* [Exercices]:
**1.** Recopiez le passage du texte qui va de « 1. Les faits » jusqu'à « autre siège d'exploitation. » inclus.
**2.** D'après le texte, les affirmations suivantes sont-elles exactes ? Répondez par oui ou non et citez chaque fois les mots du texte qui le montrent. (a) L'arrêt a été rendu par la Cour du travail de Bruxelles. (b) La travailleuse devait être mutée de Liège vers Bruxelles. (c) La travailleuse n'était membre d'aucun syndicat.

* [Texte]:
================

Motif grave : un travailleur est-il en droit de refuser la modification unilatérale de son lieu de travail ?

Le 09 mars 2017Fin du contrat

Dans un arrêt du 18 octobre 2016, la Cour du travail de Bruxelles s'est prononcée sur le licenciement d'une travailleuse qui avait refusé de travailler suite à la modification de son lieu de travail. Cette modification s'inscrivait dans le cadre d'une réorganisation.

Tenant compte, d’une part, des dispositions d'une CCT ayant pour objet cette réorganisation, et d’autre part de la clause de mobilité insérée dans le contrat de travail, la Cour confirme que le refus de la travailleuse peut justifier son licenciement pour motif grave.

1. Les faits

Une entreprise subit une restructuration.

Dans ce cadre, une CCT d'entreprise est conclue, suivant laquelle il est convenu que certains travailleurs soient affectés à un autre siège d'exploitation.

C'est dans ce contexte qu'une travailleuse, par ailleurs affiliée à une organisation syndicale, refuse la modification de son lieu de travail, de Bruxelles vers Liège, en dépit de la clause de mobilité insérée dans son contrat de travail. Cette modification implique, pour elle, une distance domicile-lieu de travail de 89 kilomètres.

La travailleuse décide alors de poursuivre l’accomplissement de ses prestations à Bruxelles.

================

* [Données affichées]:
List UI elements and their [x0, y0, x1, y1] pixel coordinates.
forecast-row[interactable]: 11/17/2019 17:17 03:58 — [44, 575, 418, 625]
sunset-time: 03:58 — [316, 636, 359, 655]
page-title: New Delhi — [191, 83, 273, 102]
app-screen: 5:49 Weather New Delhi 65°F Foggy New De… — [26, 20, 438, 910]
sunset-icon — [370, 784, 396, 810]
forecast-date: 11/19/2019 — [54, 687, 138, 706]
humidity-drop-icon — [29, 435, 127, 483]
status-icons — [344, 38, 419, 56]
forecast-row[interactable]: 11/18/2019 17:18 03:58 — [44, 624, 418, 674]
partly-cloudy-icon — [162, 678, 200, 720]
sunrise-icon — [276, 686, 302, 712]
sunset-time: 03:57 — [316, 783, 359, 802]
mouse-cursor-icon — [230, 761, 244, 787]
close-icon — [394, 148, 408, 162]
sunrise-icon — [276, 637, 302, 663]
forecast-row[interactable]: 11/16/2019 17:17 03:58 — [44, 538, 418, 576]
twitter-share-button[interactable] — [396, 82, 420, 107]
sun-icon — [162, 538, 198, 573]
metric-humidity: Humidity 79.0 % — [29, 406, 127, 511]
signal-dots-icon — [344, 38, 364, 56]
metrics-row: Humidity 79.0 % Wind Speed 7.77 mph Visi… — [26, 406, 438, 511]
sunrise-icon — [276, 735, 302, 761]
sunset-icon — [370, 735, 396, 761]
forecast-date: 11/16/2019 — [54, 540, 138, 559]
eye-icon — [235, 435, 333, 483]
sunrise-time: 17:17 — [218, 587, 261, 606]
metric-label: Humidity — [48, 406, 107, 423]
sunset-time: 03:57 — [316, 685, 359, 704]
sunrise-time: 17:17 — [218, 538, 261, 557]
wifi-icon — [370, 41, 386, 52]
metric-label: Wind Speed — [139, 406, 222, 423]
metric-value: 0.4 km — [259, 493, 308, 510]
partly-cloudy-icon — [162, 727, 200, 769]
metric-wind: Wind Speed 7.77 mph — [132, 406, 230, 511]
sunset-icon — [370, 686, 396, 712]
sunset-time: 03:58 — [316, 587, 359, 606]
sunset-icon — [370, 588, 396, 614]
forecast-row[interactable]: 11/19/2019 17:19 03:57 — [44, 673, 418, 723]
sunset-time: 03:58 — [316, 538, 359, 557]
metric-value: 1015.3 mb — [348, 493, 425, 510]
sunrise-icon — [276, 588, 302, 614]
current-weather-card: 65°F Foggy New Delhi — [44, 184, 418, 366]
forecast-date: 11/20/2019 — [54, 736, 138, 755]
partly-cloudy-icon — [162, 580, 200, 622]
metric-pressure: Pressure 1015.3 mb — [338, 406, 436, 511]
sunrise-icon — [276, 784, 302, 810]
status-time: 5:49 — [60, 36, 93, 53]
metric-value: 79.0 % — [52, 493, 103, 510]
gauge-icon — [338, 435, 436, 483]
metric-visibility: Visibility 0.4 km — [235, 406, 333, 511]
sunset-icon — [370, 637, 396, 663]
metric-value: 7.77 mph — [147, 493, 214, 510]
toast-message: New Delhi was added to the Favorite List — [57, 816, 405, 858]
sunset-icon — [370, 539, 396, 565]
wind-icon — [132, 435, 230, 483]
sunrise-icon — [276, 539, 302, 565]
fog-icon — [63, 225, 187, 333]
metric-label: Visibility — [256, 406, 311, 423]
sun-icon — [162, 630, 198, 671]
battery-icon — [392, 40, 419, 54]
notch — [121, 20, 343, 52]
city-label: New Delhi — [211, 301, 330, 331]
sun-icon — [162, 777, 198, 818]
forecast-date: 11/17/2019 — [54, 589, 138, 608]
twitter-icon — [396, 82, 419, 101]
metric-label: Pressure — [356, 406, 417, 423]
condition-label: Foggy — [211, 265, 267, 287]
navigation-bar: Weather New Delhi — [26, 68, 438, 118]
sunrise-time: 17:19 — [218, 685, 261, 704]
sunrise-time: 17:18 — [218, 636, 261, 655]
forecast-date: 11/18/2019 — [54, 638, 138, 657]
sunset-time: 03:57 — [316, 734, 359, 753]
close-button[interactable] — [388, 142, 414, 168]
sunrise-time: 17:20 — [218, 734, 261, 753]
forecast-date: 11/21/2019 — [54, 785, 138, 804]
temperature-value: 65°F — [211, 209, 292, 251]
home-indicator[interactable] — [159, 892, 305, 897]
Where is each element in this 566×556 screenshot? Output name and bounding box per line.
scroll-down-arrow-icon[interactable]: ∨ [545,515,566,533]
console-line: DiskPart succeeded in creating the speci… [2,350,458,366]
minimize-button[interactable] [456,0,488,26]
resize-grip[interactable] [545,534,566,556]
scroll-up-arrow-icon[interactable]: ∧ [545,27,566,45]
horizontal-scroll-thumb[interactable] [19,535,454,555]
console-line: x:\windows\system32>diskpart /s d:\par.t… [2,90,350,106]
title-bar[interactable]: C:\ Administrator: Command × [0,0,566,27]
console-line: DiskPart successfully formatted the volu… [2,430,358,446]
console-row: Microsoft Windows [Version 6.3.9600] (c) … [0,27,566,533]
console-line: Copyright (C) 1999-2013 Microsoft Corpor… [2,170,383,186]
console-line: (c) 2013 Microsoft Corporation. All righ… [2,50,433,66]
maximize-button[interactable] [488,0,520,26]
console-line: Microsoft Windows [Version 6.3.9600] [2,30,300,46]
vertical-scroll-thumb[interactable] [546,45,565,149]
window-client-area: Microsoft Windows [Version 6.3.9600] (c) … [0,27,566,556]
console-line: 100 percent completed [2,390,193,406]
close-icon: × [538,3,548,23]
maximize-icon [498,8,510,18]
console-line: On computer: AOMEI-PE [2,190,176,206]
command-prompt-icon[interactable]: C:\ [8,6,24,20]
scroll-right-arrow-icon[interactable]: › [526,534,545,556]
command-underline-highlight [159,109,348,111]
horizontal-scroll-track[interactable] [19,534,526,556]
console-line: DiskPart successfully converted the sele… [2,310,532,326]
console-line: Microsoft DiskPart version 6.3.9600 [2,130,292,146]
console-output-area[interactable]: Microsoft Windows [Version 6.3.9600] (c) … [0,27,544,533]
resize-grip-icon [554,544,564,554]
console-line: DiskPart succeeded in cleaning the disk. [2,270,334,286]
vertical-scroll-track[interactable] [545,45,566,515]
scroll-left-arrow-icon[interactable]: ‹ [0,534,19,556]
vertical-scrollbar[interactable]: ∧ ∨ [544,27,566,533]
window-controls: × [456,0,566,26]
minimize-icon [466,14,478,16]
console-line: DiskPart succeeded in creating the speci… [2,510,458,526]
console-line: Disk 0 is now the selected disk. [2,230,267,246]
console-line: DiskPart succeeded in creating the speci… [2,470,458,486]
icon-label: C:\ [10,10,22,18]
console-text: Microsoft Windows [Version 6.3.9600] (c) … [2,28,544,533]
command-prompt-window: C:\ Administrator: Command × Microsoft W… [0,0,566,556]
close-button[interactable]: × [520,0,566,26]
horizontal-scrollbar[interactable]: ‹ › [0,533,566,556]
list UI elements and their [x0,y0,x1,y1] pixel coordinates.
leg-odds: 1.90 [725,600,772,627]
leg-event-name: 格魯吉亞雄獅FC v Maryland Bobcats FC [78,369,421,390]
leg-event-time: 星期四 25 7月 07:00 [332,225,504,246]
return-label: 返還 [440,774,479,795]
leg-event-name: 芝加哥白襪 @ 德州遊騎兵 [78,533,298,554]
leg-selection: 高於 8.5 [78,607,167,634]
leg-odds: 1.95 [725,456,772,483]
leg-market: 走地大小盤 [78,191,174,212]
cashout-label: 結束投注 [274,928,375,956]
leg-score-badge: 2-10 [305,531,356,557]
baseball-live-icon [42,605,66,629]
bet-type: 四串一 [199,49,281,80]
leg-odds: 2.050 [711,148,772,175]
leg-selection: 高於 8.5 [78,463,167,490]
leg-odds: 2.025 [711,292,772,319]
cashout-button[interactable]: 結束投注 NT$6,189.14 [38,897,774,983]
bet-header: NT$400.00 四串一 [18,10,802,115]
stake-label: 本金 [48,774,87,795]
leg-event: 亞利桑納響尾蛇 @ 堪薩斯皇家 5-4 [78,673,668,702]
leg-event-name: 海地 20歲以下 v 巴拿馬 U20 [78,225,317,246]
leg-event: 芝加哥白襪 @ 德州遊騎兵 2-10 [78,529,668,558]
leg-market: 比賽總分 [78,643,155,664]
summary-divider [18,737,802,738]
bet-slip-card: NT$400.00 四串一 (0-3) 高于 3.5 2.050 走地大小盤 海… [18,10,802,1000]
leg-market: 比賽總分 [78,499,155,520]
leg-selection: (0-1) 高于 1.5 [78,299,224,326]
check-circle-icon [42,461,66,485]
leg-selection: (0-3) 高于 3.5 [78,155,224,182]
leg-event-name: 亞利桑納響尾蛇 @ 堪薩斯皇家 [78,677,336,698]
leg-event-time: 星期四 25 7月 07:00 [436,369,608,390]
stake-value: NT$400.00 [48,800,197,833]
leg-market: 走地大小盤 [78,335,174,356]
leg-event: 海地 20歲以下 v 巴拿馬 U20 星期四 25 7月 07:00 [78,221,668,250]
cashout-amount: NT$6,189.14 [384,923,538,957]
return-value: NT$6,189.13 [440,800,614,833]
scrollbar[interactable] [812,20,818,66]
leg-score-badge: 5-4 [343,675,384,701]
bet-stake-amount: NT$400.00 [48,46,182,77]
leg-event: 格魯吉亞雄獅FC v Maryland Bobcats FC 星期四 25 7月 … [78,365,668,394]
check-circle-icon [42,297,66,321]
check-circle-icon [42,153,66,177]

================

* [Corrigés]:
**1.**
1. Les faits

Une entreprise subit une restructuration.

Dans ce cadre, une CCT d'entreprise est conclue, suivant laquelle il est convenu que certains travailleurs soient affectés à un autre siège d'exploitation.

**2.**
(a) Oui : « la Cour du travail de Bruxelles s'est prononcée sur le licenciement d'une travailleuse ».
(b) Non : « de Bruxelles vers Liège ».
(c) Non : « par ailleurs affiliée à une organisation syndicale ».